# Request
Images are not part of the copy; write out the rest of the data exactly as given.

[start Data records]

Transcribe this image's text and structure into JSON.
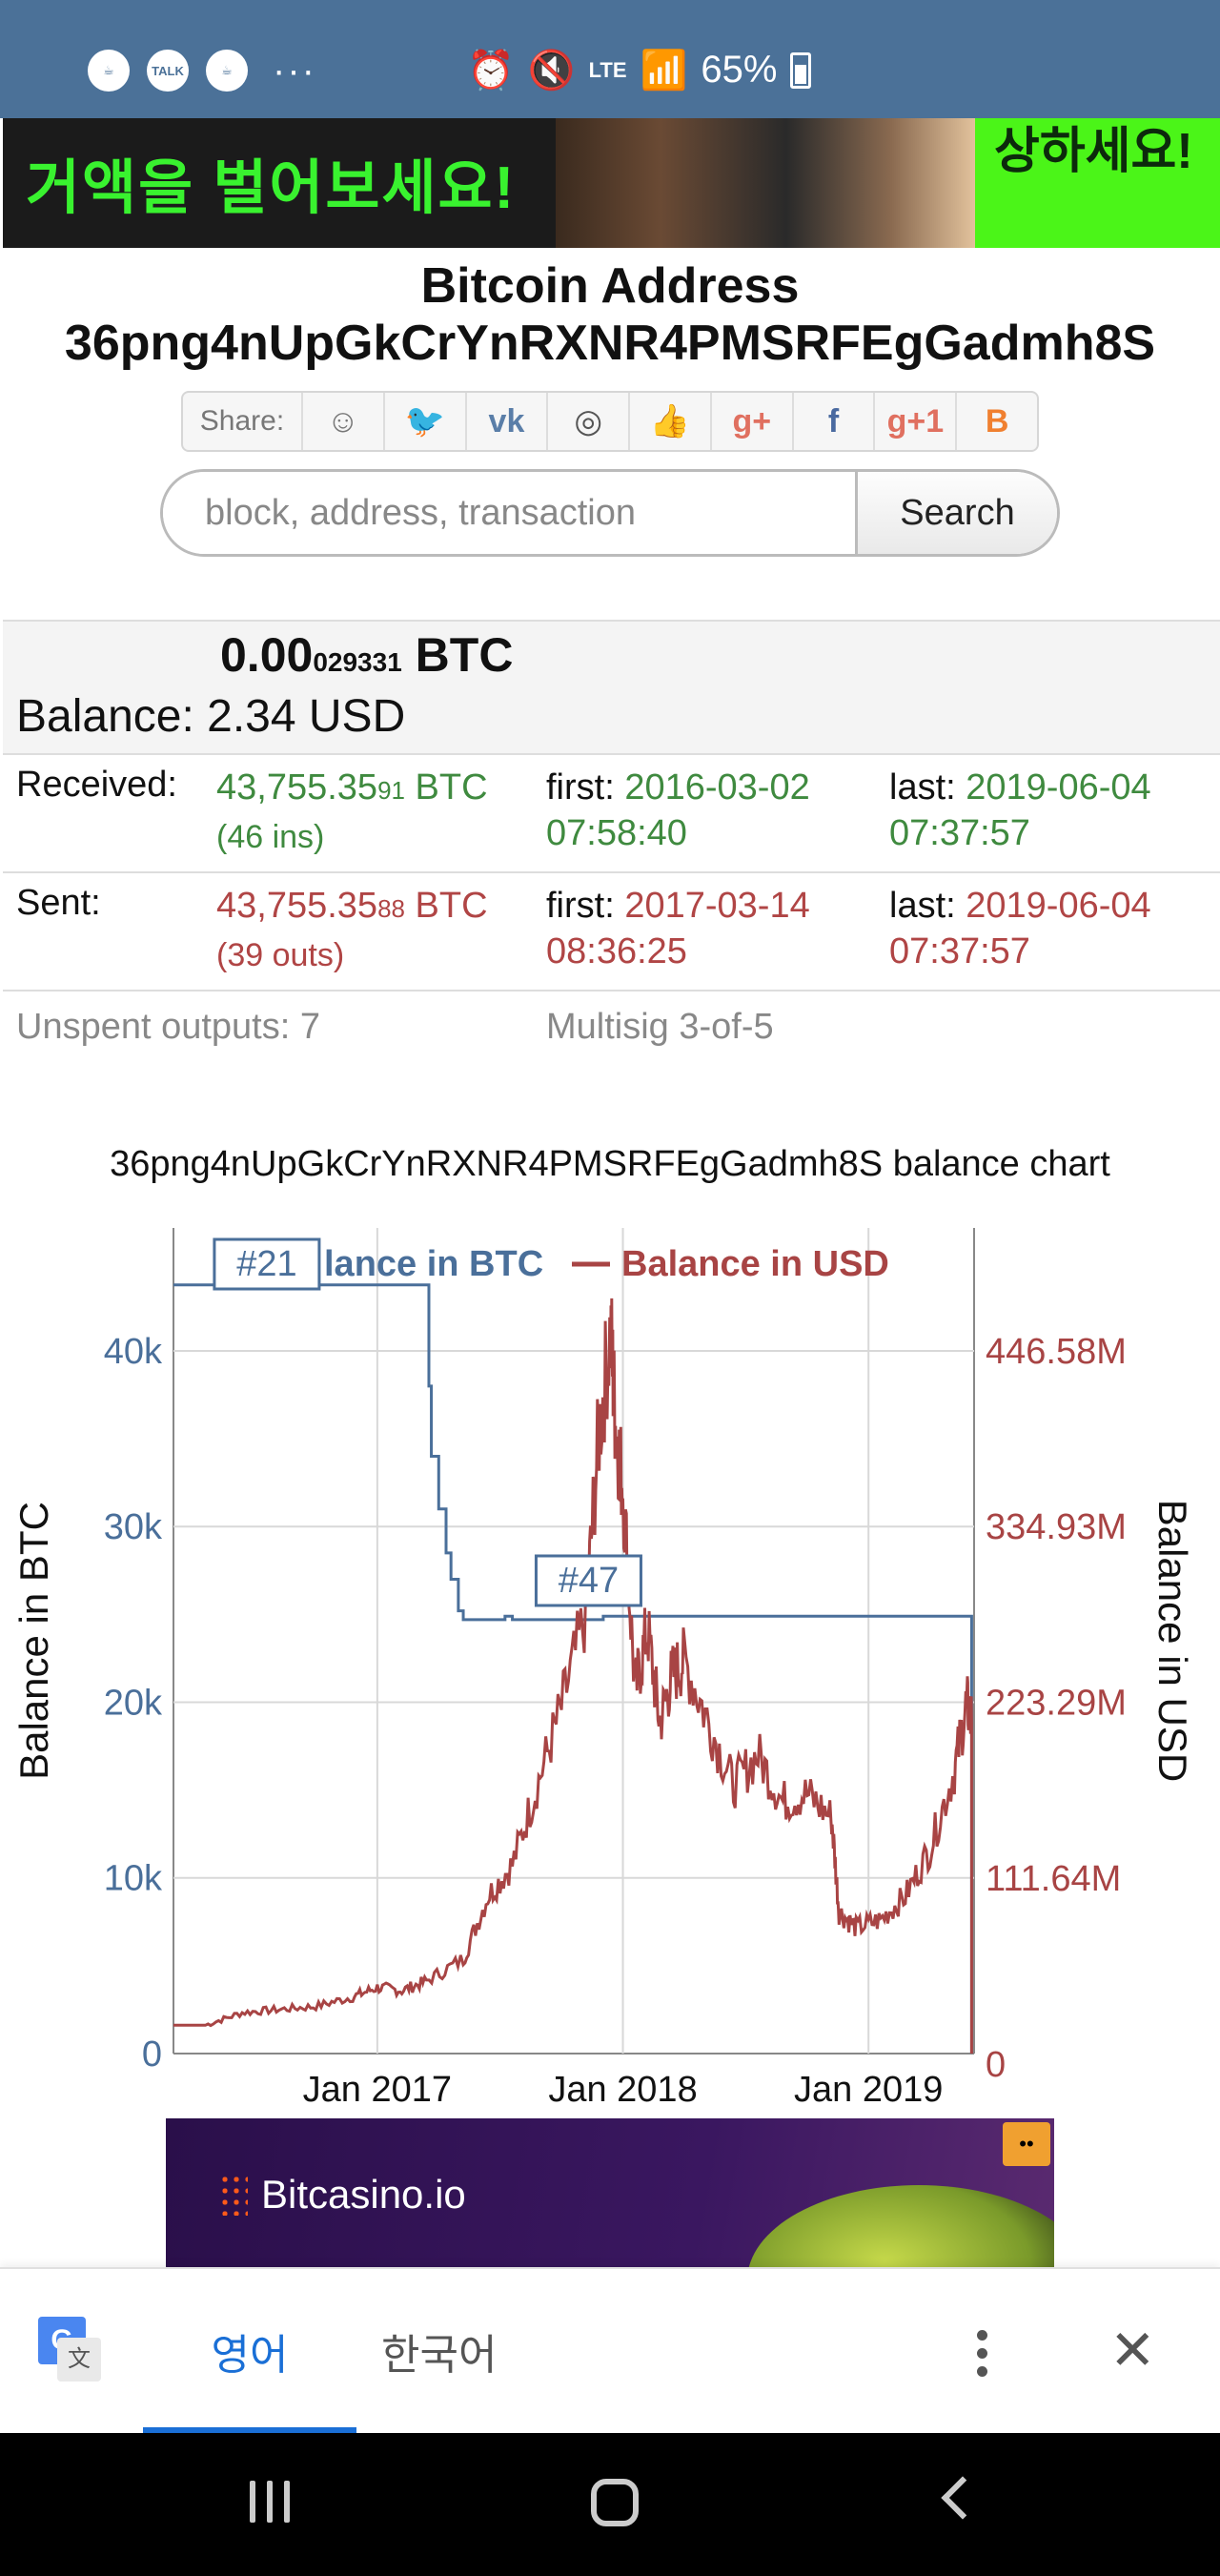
{
  "status_bar": {
    "left_icons": [
      "starbucks-icon",
      "talk-icon",
      "starbucks-icon"
    ],
    "talk_label": "TALK",
    "more_label": "···",
    "network_label": "LTE",
    "battery_percent": "65%"
  },
  "banner": {
    "text_left": "거액을 벌어보세요!",
    "text_right": "상하세요!"
  },
  "header": {
    "title_line1": "Bitcoin Address",
    "title_line2": "36png4nUpGkCrYnRXNR4PMSRFEgGadmh8S"
  },
  "share": {
    "label": "Share:",
    "buttons": [
      {
        "name": "reddit-icon",
        "glyph": "☺",
        "color": "#777777"
      },
      {
        "name": "twitter-icon",
        "glyph": "🐦",
        "color": "#4aa3e0"
      },
      {
        "name": "vk-icon",
        "glyph": "vk",
        "color": "#5a7ea8"
      },
      {
        "name": "weibo-icon",
        "glyph": "◎",
        "color": "#555555"
      },
      {
        "name": "like-icon",
        "glyph": "👍",
        "color": "#4a7ac0"
      },
      {
        "name": "google-plus-icon",
        "glyph": "g+",
        "color": "#e07060"
      },
      {
        "name": "facebook-icon",
        "glyph": "f",
        "color": "#4a6aa0"
      },
      {
        "name": "google-plus-one-icon",
        "glyph": "g+1",
        "color": "#e07060"
      },
      {
        "name": "blogger-icon",
        "glyph": "B",
        "color": "#f08030"
      }
    ]
  },
  "search": {
    "placeholder": "block, address, transaction",
    "button_label": "Search"
  },
  "balance": {
    "btc_main": "0.00",
    "btc_small": "029331",
    "btc_unit": "BTC",
    "usd_text": "Balance: 2.34 USD"
  },
  "received": {
    "label": "Received:",
    "amount_main": "43,755.35",
    "amount_small": "91",
    "unit": "BTC",
    "count": "(46 ins)",
    "first_label": "first:",
    "first_date": "2016-03-02",
    "first_time": "07:58:40",
    "last_label": "last:",
    "last_date": "2019-06-04",
    "last_time": "07:37:57"
  },
  "sent": {
    "label": "Sent:",
    "amount_main": "43,755.35",
    "amount_small": "88",
    "unit": "BTC",
    "count": "(39 outs)",
    "first_label": "first:",
    "first_date": "2017-03-14",
    "first_time": "08:36:25",
    "last_label": "last:",
    "last_date": "2019-06-04",
    "last_time": "07:37:57"
  },
  "misc": {
    "unspent": "Unspent outputs: 7",
    "multisig": "Multisig 3-of-5"
  },
  "chart_title": "36png4nUpGkCrYnRXNR4PMSRFEgGadmh8S balance chart",
  "chart_data": {
    "type": "line",
    "legend": [
      "Balance in BTC",
      "Balance in USD"
    ],
    "legend_visible_text": "lance in BTC",
    "legend_usd_text": "Balance in USD",
    "ylabel_left": "Balance in BTC",
    "ylabel_right": "Balance in USD",
    "left_ticks": [
      "0",
      "10k",
      "20k",
      "30k",
      "40k"
    ],
    "left_tick_values": [
      0,
      10000,
      20000,
      30000,
      40000
    ],
    "left_ylim": [
      0,
      47000
    ],
    "right_ticks": [
      "0",
      "111.64M",
      "223.29M",
      "334.93M",
      "446.58M"
    ],
    "right_tick_values": [
      0,
      111.64,
      223.29,
      334.93,
      446.58
    ],
    "right_unit": "M USD",
    "x_ticks": [
      "Jan 2017",
      "Jan 2018",
      "Jan 2019"
    ],
    "x_tick_values": [
      2017.0,
      2018.0,
      2019.0
    ],
    "xlim": [
      2016.17,
      2019.43
    ],
    "colors": {
      "btc": "#4a6f9a",
      "usd": "#a84444"
    },
    "annotations": [
      {
        "label": "#21",
        "x": 2016.55,
        "y": 43755
      },
      {
        "label": "#47",
        "x": 2017.86,
        "y": 24800
      }
    ],
    "series": [
      {
        "name": "Balance in BTC",
        "x": [
          2016.17,
          2017.2,
          2017.21,
          2017.22,
          2017.25,
          2017.28,
          2017.3,
          2017.33,
          2017.35,
          2017.5,
          2017.52,
          2017.55,
          2017.9,
          2017.92,
          2019.42,
          2019.42
        ],
        "y": [
          43755,
          43755,
          38000,
          34000,
          31000,
          28500,
          27000,
          25200,
          24700,
          24700,
          24900,
          24700,
          24700,
          24900,
          24900,
          0
        ]
      },
      {
        "name": "Balance in USD",
        "x": [
          2016.17,
          2016.3,
          2016.45,
          2016.6,
          2016.75,
          2016.9,
          2017.0,
          2017.1,
          2017.2,
          2017.35,
          2017.45,
          2017.55,
          2017.65,
          2017.75,
          2017.85,
          2017.9,
          2017.95,
          2017.97,
          2018.0,
          2018.05,
          2018.1,
          2018.15,
          2018.2,
          2018.25,
          2018.35,
          2018.45,
          2018.55,
          2018.65,
          2018.75,
          2018.85,
          2018.88,
          2018.95,
          2019.05,
          2019.15,
          2019.25,
          2019.35,
          2019.4,
          2019.42,
          2019.42
        ],
        "y": [
          18,
          18,
          26,
          28,
          30,
          36,
          42,
          40,
          46,
          60,
          100,
          120,
          170,
          220,
          280,
          390,
          460,
          400,
          360,
          230,
          270,
          210,
          240,
          250,
          210,
          170,
          190,
          160,
          165,
          150,
          90,
          80,
          85,
          100,
          130,
          180,
          223,
          210,
          0
        ]
      }
    ]
  },
  "bottom_ad": {
    "brand": "Bitcasino.io",
    "badge": "••"
  },
  "translate_bar": {
    "icon_g": "G",
    "icon_w": "文",
    "lang_english": "영어",
    "lang_korean": "한국어",
    "close": "✕"
  }
}
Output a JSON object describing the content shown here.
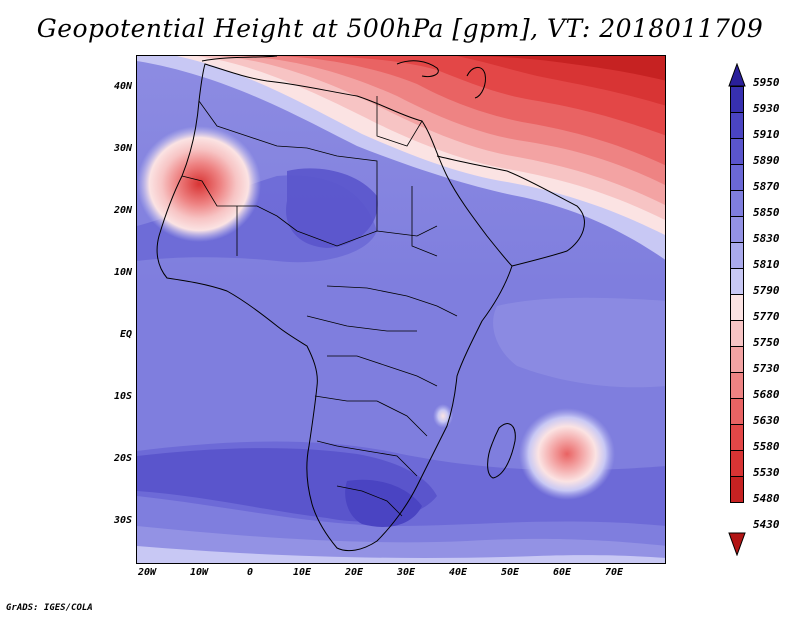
{
  "title": "Geopotential Height at 500hPa [gpm], VT: 2018011709",
  "credit": "GrADS: IGES/COLA",
  "lat_labels": [
    "40N",
    "30N",
    "20N",
    "10N",
    "EQ",
    "10S",
    "20S",
    "30S"
  ],
  "lon_labels": [
    "20W",
    "10W",
    "0",
    "10E",
    "20E",
    "30E",
    "40E",
    "50E",
    "60E",
    "70E"
  ],
  "colorbar": {
    "levels": [
      "5950",
      "5930",
      "5910",
      "5890",
      "5870",
      "5850",
      "5830",
      "5810",
      "5790",
      "5770",
      "5750",
      "5730",
      "5680",
      "5630",
      "5580",
      "5530",
      "5480",
      "5430"
    ],
    "colors": [
      "#2a1f9b",
      "#3730b0",
      "#4a44c2",
      "#5a55cc",
      "#6b68d6",
      "#7f7ede",
      "#9392e4",
      "#aaaaec",
      "#c8c8f4",
      "#fbe3e3",
      "#f7c4c4",
      "#f3a3a3",
      "#ee8383",
      "#e96363",
      "#e34747",
      "#d83434",
      "#c62222",
      "#b21515"
    ]
  }
}
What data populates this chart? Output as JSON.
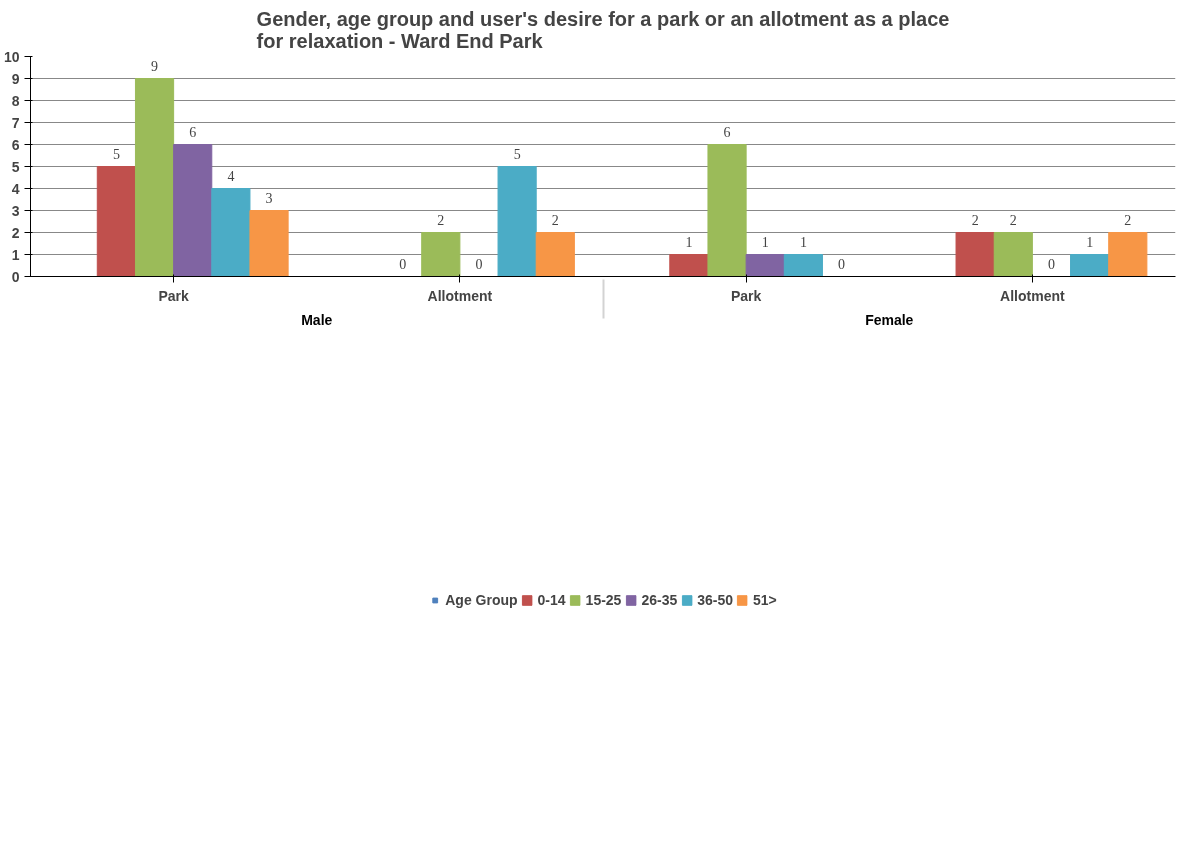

[end Data records]

# Response
Transcribe this image's text and structure into JSON.
{
  "status_bar": {
    "left_icons": [
      "starbucks-icon",
      "talk-icon",
      "starbucks-icon"
    ],
    "talk_label": "TALK",
    "more_label": "···",
    "network_label": "LTE",
    "battery_percent": "65%"
  },
  "banner": {
    "text_left": "거액을 벌어보세요!",
    "text_right": "상하세요!"
  },
  "header": {
    "title_line1": "Bitcoin Address",
    "title_line2": "36png4nUpGkCrYnRXNR4PMSRFEgGadmh8S"
  },
  "share": {
    "label": "Share:",
    "buttons": [
      {
        "name": "reddit-icon",
        "glyph": "☺",
        "color": "#777777"
      },
      {
        "name": "twitter-icon",
        "glyph": "🐦",
        "color": "#4aa3e0"
      },
      {
        "name": "vk-icon",
        "glyph": "vk",
        "color": "#5a7ea8"
      },
      {
        "name": "weibo-icon",
        "glyph": "◎",
        "color": "#555555"
      },
      {
        "name": "like-icon",
        "glyph": "👍",
        "color": "#4a7ac0"
      },
      {
        "name": "google-plus-icon",
        "glyph": "g+",
        "color": "#e07060"
      },
      {
        "name": "facebook-icon",
        "glyph": "f",
        "color": "#4a6aa0"
      },
      {
        "name": "google-plus-one-icon",
        "glyph": "g+1",
        "color": "#e07060"
      },
      {
        "name": "blogger-icon",
        "glyph": "B",
        "color": "#f08030"
      }
    ]
  },
  "search": {
    "placeholder": "block, address, transaction",
    "button_label": "Search"
  },
  "balance": {
    "btc_main": "0.00",
    "btc_small": "029331",
    "btc_unit": "BTC",
    "usd_text": "Balance: 2.34 USD"
  },
  "received": {
    "label": "Received:",
    "amount_main": "43,755.35",
    "amount_small": "91",
    "unit": "BTC",
    "count": "(46 ins)",
    "first_label": "first:",
    "first_date": "2016-03-02",
    "first_time": "07:58:40",
    "last_label": "last:",
    "last_date": "2019-06-04",
    "last_time": "07:37:57"
  },
  "sent": {
    "label": "Sent:",
    "amount_main": "43,755.35",
    "amount_small": "88",
    "unit": "BTC",
    "count": "(39 outs)",
    "first_label": "first:",
    "first_date": "2017-03-14",
    "first_time": "08:36:25",
    "last_label": "last:",
    "last_date": "2019-06-04",
    "last_time": "07:37:57"
  },
  "misc": {
    "unspent": "Unspent outputs: 7",
    "multisig": "Multisig 3-of-5"
  },
  "chart_title": "36png4nUpGkCrYnRXNR4PMSRFEgGadmh8S balance chart",
  "chart_data": {
    "type": "line",
    "legend": [
      "Balance in BTC",
      "Balance in USD"
    ],
    "legend_visible_text": "lance in BTC",
    "legend_usd_text": "Balance in USD",
    "ylabel_left": "Balance in BTC",
    "ylabel_right": "Balance in USD",
    "left_ticks": [
      "0",
      "10k",
      "20k",
      "30k",
      "40k"
    ],
    "left_tick_values": [
      0,
      10000,
      20000,
      30000,
      40000
    ],
    "left_ylim": [
      0,
      47000
    ],
    "right_ticks": [
      "0",
      "111.64M",
      "223.29M",
      "334.93M",
      "446.58M"
    ],
    "right_tick_values": [
      0,
      111.64,
      223.29,
      334.93,
      446.58
    ],
    "right_unit": "M USD",
    "x_ticks": [
      "Jan 2017",
      "Jan 2018",
      "Jan 2019"
    ],
    "x_tick_values": [
      2017.0,
      2018.0,
      2019.0
    ],
    "xlim": [
      2016.17,
      2019.43
    ],
    "colors": {
      "btc": "#4a6f9a",
      "usd": "#a84444"
    },
    "annotations": [
      {
        "label": "#21",
        "x": 2016.55,
        "y": 43755
      },
      {
        "label": "#47",
        "x": 2017.86,
        "y": 24800
      }
    ],
    "series": [
      {
        "name": "Balance in BTC",
        "x": [
          2016.17,
          2017.2,
          2017.21,
          2017.22,
          2017.25,
          2017.28,
          2017.3,
          2017.33,
          2017.35,
          2017.5,
          2017.52,
          2017.55,
          2017.9,
          2017.92,
          2019.42,
          2019.42
        ],
        "y": [
          43755,
          43755,
          38000,
          34000,
          31000,
          28500,
          27000,
          25200,
          24700,
          24700,
          24900,
          24700,
          24700,
          24900,
          24900,
          0
        ]
      },
      {
        "name": "Balance in USD",
        "x": [
          2016.17,
          2016.3,
          2016.45,
          2016.6,
          2016.75,
          2016.9,
          2017.0,
          2017.1,
          2017.2,
          2017.35,
          2017.45,
          2017.55,
          2017.65,
          2017.75,
          2017.85,
          2017.9,
          2017.95,
          2017.97,
          2018.0,
          2018.05,
          2018.1,
          2018.15,
          2018.2,
          2018.25,
          2018.35,
          2018.45,
          2018.55,
          2018.65,
          2018.75,
          2018.85,
          2018.88,
          2018.95,
          2019.05,
          2019.15,
          2019.25,
          2019.35,
          2019.4,
          2019.42,
          2019.42
        ],
        "y": [
          18,
          18,
          26,
          28,
          30,
          36,
          42,
          40,
          46,
          60,
          100,
          120,
          170,
          220,
          280,
          390,
          460,
          400,
          360,
          230,
          270,
          210,
          240,
          250,
          210,
          170,
          190,
          160,
          165,
          150,
          90,
          80,
          85,
          100,
          130,
          180,
          223,
          210,
          0
        ]
      }
    ]
  },
  "bottom_ad": {
    "brand": "Bitcasino.io",
    "badge": "••"
  },
  "translate_bar": {
    "icon_g": "G",
    "icon_w": "文",
    "lang_english": "영어",
    "lang_korean": "한국어",
    "close": "✕"
  }
}
Output a JSON object describing the content shown here.
{
  "title": "Geopotential Height at 500hPa [gpm], VT: 2018011709",
  "credit": "GrADS: IGES/COLA",
  "lat_labels": [
    "40N",
    "30N",
    "20N",
    "10N",
    "EQ",
    "10S",
    "20S",
    "30S"
  ],
  "lon_labels": [
    "20W",
    "10W",
    "0",
    "10E",
    "20E",
    "30E",
    "40E",
    "50E",
    "60E",
    "70E"
  ],
  "colorbar": {
    "levels": [
      "5950",
      "5930",
      "5910",
      "5890",
      "5870",
      "5850",
      "5830",
      "5810",
      "5790",
      "5770",
      "5750",
      "5730",
      "5680",
      "5630",
      "5580",
      "5530",
      "5480",
      "5430"
    ],
    "colors": [
      "#2a1f9b",
      "#3730b0",
      "#4a44c2",
      "#5a55cc",
      "#6b68d6",
      "#7f7ede",
      "#9392e4",
      "#aaaaec",
      "#c8c8f4",
      "#fbe3e3",
      "#f7c4c4",
      "#f3a3a3",
      "#ee8383",
      "#e96363",
      "#e34747",
      "#d83434",
      "#c62222",
      "#b21515"
    ]
  }
}
What data populates this chart? Output as JSON.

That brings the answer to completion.